• What needs to be done: Scan the following material for the string "TradingView" and copy each line in which it appears.
▶
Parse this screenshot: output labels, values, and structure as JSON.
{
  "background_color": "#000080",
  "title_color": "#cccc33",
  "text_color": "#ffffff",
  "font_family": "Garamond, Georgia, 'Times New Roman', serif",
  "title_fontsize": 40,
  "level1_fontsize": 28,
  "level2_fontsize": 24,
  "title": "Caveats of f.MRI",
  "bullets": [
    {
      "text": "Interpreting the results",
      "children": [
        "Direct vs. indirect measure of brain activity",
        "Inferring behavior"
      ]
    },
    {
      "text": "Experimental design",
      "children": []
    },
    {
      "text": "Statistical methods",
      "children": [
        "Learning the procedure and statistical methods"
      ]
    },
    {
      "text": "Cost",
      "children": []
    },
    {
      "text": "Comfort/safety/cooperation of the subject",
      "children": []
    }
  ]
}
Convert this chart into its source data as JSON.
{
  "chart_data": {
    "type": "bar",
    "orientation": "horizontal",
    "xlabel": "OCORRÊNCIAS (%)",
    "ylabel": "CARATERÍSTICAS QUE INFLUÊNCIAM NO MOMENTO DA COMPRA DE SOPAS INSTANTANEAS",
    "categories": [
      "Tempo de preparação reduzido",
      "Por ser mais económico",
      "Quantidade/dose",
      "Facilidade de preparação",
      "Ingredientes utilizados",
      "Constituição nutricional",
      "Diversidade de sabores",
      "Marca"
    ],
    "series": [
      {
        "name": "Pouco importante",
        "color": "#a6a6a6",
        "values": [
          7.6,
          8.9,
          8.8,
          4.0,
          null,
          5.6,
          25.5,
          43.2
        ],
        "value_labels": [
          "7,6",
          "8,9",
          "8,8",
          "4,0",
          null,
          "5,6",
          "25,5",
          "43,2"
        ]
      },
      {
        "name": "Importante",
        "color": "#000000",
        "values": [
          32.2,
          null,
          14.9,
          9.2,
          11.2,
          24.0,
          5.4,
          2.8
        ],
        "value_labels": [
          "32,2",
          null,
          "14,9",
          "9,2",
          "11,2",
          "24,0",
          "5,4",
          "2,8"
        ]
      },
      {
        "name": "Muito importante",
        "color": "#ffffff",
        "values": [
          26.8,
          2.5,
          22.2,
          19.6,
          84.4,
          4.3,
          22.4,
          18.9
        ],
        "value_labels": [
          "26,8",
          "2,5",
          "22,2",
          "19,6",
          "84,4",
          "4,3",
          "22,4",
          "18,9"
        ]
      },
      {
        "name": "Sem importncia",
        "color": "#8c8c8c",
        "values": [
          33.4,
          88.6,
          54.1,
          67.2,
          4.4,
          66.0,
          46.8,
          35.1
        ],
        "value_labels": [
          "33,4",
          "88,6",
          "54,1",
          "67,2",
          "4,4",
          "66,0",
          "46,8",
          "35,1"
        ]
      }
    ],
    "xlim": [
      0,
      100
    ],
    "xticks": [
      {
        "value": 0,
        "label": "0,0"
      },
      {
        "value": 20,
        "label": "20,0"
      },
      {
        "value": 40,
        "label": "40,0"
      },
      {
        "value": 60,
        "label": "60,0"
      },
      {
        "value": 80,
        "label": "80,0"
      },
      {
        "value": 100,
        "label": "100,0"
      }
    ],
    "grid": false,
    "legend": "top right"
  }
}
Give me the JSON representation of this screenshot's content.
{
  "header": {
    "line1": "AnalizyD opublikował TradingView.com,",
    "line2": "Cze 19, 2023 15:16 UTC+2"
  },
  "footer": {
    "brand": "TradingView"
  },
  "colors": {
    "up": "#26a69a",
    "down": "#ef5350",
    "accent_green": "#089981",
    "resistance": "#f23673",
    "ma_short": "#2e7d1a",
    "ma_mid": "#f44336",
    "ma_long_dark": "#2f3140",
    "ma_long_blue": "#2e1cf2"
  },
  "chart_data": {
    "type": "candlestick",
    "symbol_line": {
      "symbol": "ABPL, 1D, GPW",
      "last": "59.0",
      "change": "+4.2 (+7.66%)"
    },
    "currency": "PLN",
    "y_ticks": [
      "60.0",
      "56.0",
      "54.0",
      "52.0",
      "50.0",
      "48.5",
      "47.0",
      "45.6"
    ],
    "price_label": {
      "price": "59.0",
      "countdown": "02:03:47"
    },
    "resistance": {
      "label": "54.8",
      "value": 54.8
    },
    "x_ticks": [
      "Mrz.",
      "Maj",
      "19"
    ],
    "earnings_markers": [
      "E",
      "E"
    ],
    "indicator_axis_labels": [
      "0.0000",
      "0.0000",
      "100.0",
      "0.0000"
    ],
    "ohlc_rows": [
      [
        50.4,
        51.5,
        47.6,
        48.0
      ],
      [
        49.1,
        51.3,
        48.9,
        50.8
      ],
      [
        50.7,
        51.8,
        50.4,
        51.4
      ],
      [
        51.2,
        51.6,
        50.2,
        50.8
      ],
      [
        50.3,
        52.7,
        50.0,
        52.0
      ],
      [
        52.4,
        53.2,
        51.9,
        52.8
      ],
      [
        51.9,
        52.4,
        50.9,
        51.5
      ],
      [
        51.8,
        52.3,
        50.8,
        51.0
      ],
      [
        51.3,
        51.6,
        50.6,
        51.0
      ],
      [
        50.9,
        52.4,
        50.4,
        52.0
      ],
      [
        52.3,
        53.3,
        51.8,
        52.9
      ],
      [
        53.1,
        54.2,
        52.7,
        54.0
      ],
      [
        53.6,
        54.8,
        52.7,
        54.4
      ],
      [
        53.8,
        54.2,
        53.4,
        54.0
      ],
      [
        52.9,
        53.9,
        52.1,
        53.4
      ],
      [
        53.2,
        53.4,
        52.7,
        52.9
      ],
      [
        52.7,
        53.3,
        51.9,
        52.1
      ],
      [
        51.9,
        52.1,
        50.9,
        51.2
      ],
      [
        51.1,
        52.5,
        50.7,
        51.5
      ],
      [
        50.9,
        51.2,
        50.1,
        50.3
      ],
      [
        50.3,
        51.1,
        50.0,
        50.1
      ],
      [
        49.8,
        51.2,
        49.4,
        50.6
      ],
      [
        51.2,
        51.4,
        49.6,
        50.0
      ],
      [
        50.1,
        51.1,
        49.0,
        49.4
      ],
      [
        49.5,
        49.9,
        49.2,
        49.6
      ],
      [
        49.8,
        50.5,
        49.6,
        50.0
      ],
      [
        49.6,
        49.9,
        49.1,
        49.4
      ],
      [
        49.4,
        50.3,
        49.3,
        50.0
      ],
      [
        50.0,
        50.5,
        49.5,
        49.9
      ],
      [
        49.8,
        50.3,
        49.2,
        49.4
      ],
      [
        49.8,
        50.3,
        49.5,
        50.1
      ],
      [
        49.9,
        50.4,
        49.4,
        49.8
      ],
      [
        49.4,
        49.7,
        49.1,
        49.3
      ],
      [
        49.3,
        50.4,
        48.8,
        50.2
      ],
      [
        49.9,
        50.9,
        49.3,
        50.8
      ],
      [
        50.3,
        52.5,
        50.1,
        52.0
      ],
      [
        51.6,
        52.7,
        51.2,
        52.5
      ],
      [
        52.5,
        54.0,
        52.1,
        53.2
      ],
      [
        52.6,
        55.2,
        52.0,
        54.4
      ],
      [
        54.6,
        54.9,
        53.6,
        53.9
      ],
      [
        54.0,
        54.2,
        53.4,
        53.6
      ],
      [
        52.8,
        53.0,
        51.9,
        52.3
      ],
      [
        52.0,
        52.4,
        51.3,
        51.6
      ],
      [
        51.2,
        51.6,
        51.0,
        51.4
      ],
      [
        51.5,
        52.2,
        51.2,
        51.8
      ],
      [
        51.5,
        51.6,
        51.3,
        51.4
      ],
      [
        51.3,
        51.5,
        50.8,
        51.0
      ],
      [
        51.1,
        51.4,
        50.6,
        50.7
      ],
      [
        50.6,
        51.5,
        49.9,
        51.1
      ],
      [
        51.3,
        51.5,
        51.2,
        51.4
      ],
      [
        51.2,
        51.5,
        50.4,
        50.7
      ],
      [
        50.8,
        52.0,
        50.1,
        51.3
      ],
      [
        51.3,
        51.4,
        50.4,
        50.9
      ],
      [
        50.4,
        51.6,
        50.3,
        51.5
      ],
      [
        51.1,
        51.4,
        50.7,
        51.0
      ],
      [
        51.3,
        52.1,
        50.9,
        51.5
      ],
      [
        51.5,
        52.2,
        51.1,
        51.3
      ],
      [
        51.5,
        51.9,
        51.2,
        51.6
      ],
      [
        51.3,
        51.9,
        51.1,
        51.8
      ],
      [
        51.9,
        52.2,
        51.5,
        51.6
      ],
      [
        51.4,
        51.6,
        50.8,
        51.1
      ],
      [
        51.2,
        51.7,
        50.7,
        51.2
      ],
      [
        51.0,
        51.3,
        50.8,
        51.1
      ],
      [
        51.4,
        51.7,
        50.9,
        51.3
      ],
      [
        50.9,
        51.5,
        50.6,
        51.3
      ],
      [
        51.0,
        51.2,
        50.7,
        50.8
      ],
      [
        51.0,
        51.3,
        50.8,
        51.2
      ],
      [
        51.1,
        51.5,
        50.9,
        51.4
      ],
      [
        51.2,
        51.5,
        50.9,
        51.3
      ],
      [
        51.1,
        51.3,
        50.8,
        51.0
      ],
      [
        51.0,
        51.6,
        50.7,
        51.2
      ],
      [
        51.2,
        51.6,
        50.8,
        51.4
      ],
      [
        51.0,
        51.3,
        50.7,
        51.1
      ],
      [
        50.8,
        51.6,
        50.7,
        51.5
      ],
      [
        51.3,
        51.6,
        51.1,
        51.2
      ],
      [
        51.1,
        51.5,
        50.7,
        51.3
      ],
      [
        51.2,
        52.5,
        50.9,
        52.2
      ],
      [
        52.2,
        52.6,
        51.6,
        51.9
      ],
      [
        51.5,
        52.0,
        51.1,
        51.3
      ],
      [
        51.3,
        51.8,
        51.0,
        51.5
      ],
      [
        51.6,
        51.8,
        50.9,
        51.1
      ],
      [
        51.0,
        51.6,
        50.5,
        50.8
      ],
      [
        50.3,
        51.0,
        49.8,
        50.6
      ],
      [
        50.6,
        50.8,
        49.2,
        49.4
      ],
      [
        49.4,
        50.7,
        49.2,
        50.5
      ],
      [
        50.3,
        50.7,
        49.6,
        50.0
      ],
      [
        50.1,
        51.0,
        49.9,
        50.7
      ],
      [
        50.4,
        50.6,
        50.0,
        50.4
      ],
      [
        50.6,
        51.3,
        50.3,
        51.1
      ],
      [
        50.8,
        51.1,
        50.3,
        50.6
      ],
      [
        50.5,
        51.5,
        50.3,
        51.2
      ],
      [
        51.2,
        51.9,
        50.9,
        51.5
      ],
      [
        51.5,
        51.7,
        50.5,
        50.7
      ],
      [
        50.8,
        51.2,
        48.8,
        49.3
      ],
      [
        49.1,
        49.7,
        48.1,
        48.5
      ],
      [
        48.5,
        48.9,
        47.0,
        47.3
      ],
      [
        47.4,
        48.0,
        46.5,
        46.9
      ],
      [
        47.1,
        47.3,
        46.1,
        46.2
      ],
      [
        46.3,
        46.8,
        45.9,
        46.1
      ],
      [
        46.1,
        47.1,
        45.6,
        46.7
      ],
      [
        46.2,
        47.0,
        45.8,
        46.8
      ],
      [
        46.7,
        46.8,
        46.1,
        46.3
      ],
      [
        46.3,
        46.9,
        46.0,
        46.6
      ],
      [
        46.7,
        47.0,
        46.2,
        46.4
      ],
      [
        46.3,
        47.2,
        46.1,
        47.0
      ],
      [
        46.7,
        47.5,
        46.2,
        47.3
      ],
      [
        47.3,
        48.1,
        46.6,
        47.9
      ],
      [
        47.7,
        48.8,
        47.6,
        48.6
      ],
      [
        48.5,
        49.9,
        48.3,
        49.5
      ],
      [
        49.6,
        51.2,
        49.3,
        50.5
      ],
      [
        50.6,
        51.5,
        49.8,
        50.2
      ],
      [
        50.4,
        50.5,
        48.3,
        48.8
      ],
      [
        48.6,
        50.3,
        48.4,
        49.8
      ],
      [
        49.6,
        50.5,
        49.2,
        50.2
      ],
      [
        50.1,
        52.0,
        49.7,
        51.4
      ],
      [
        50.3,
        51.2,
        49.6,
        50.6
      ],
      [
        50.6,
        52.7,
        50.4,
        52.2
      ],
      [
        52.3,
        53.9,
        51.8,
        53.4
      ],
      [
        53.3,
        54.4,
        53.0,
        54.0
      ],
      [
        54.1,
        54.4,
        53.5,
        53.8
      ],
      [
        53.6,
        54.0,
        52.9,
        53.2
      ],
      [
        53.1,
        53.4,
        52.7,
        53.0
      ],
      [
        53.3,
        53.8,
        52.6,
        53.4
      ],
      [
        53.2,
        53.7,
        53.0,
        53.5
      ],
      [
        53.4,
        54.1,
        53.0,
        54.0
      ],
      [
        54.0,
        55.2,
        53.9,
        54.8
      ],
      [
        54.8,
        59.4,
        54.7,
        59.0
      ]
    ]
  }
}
◀
• Exercise response:
    "line1": "AnalizyD opublikował TradingView.com,",
    "brand": "TradingView"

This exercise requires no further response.